---------- Available data ----------
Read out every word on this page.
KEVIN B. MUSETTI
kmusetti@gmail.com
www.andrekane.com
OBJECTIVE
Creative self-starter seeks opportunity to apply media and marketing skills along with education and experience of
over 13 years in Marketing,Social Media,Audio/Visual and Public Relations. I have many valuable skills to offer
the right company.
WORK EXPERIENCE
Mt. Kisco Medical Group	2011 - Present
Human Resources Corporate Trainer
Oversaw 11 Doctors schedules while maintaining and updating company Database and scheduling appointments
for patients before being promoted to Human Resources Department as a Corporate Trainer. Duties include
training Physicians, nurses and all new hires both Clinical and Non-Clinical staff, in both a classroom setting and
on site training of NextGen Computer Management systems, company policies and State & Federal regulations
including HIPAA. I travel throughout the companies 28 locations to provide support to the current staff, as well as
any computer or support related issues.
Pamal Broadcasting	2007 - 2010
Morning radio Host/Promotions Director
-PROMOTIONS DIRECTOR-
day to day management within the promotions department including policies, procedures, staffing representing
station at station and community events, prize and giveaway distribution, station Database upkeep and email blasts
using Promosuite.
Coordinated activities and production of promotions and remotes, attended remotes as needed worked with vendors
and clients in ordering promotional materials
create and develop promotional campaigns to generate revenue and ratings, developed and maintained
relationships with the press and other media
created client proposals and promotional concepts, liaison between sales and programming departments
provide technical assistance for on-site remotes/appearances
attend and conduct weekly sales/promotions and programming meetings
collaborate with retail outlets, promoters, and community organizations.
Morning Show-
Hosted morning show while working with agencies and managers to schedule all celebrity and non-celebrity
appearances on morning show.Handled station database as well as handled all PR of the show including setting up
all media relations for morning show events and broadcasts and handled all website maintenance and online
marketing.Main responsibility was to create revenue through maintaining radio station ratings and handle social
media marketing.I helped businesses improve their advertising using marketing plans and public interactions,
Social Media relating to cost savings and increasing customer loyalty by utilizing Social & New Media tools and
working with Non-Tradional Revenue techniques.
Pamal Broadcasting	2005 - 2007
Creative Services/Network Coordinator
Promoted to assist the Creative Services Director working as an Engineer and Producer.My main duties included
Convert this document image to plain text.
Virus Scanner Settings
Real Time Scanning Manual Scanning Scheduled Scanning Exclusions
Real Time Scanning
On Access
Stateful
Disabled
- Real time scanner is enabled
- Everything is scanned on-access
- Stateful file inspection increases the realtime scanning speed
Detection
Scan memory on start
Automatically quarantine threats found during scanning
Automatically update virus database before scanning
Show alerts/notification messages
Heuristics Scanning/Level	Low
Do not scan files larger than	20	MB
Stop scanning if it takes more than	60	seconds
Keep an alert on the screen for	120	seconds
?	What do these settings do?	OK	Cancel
----------
Every entry must be quoted exactly as it appears above.

| Written response |
Read out every word on this page.
KEVIN B. MUSETTI
kmusetti@gmail.com
www.andrekane.com
OBJECTIVE
Creative self-starter seeks opportunity to apply media and marketing skills along with education and experience of
over 13 years in Marketing,Social Media,Audio/Visual and Public Relations. I have many valuable skills to offer
the right company.
WORK EXPERIENCE
Mt. Kisco Medical Group	2011 - Present
Human Resources Corporate Trainer
Oversaw 11 Doctors schedules while maintaining and updating company Database and scheduling appointments
for patients before being promoted to Human Resources Department as a Corporate Trainer. Duties include
training Physicians, nurses and all new hires both Clinical and Non-Clinical staff, in both a classroom setting and
on site training of NextGen Computer Management systems, company policies and State & Federal regulations
including HIPAA. I travel throughout the companies 28 locations to provide support to the current staff, as well as
any computer or support related issues.
Pamal Broadcasting	2007 - 2010
Morning radio Host/Promotions Director
-PROMOTIONS DIRECTOR-
day to day management within the promotions department including policies, procedures, staffing representing
station at station and community events, prize and giveaway distribution, station Database upkeep and email blasts
using Promosuite.
Coordinated activities and production of promotions and remotes, attended remotes as needed worked with vendors
and clients in ordering promotional materials
create and develop promotional campaigns to generate revenue and ratings, developed and maintained
relationships with the press and other media
created client proposals and promotional concepts, liaison between sales and programming departments
provide technical assistance for on-site remotes/appearances
attend and conduct weekly sales/promotions and programming meetings
collaborate with retail outlets, promoters, and community organizations.
Morning Show-
Hosted morning show while working with agencies and managers to schedule all celebrity and non-celebrity
appearances on morning show.Handled station database as well as handled all PR of the show including setting up
all media relations for morning show events and broadcasts and handled all website maintenance and online
marketing.Main responsibility was to create revenue through maintaining radio station ratings and handle social
media marketing.I helped businesses improve their advertising using marketing plans and public interactions,
Social Media relating to cost savings and increasing customer loyalty by utilizing Social & New Media tools and
working with Non-Tradional Revenue techniques.
Pamal Broadcasting	2005 - 2007
Creative Services/Network Coordinator
Promoted to assist the Creative Services Director working as an Engineer and Producer.My main duties included
Convert this document image to plain text.
Virus Scanner Settings
Real Time Scanning Manual Scanning Scheduled Scanning Exclusions
Real Time Scanning
On Access
Stateful
Disabled
- Real time scanner is enabled
- Everything is scanned on-access
- Stateful file inspection increases the realtime scanning speed
Detection
Scan memory on start
Automatically quarantine threats found during scanning
Automatically update virus database before scanning
Show alerts/notification messages
Heuristics Scanning/Level	Low
Do not scan files larger than	20	MB
Stop scanning if it takes more than	60	seconds
Keep an alert on the screen for	120	seconds
?	What do these settings do?	OK	Cancel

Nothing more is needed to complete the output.